• [TASK GOAL]
Retype the material below. Keep every word exactly as it is.

[Start of MATERIAL]

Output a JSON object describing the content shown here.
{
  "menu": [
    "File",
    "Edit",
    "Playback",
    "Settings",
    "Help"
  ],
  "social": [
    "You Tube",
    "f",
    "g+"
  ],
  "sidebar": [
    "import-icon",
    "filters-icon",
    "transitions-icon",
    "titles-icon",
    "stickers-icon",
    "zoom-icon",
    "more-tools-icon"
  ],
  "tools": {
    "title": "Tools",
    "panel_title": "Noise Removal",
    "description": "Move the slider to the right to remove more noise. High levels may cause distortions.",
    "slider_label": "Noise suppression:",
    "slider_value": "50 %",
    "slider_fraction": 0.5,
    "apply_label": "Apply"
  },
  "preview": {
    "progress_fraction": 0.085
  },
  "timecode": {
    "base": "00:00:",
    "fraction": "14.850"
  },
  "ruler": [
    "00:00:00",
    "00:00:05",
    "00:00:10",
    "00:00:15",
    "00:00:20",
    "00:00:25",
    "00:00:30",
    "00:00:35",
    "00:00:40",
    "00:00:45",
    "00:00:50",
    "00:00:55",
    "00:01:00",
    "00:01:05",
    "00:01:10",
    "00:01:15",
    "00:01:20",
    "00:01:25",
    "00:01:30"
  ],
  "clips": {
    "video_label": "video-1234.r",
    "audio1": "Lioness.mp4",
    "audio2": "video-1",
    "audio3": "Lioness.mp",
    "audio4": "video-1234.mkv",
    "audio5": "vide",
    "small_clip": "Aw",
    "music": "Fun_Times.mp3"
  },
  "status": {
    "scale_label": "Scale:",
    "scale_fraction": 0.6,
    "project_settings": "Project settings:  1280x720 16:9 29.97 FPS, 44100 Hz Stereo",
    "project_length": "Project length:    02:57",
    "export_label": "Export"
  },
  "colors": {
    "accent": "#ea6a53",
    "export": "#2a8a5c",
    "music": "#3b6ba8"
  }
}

[End of MATERIAL]

• [ANSWER]
Output a JSON object describing the content shown here.
{
  "menu": [
    "File",
    "Edit",
    "Playback",
    "Settings",
    "Help"
  ],
  "social": [
    "You Tube",
    "f",
    "g+"
  ],
  "sidebar": [
    "import-icon",
    "filters-icon",
    "transitions-icon",
    "titles-icon",
    "stickers-icon",
    "zoom-icon",
    "more-tools-icon"
  ],
  "tools": {
    "title": "Tools",
    "panel_title": "Noise Removal",
    "description": "Move the slider to the right to remove more noise. High levels may cause distortions.",
    "slider_label": "Noise suppression:",
    "slider_value": "50 %",
    "slider_fraction": 0.5,
    "apply_label": "Apply"
  },
  "preview": {
    "progress_fraction": 0.085
  },
  "timecode": {
    "base": "00:00:",
    "fraction": "14.850"
  },
  "ruler": [
    "00:00:00",
    "00:00:05",
    "00:00:10",
    "00:00:15",
    "00:00:20",
    "00:00:25",
    "00:00:30",
    "00:00:35",
    "00:00:40",
    "00:00:45",
    "00:00:50",
    "00:00:55",
    "00:01:00",
    "00:01:05",
    "00:01:10",
    "00:01:15",
    "00:01:20",
    "00:01:25",
    "00:01:30"
  ],
  "clips": {
    "video_label": "video-1234.r",
    "audio1": "Lioness.mp4",
    "audio2": "video-1",
    "audio3": "Lioness.mp",
    "audio4": "video-1234.mkv",
    "audio5": "vide",
    "small_clip": "Aw",
    "music": "Fun_Times.mp3"
  },
  "status": {
    "scale_label": "Scale:",
    "scale_fraction": 0.6,
    "project_settings": "Project settings:  1280x720 16:9 29.97 FPS, 44100 Hz Stereo",
    "project_length": "Project length:    02:57",
    "export_label": "Export"
  },
  "colors": {
    "accent": "#ea6a53",
    "export": "#2a8a5c",
    "music": "#3b6ba8"
  }
}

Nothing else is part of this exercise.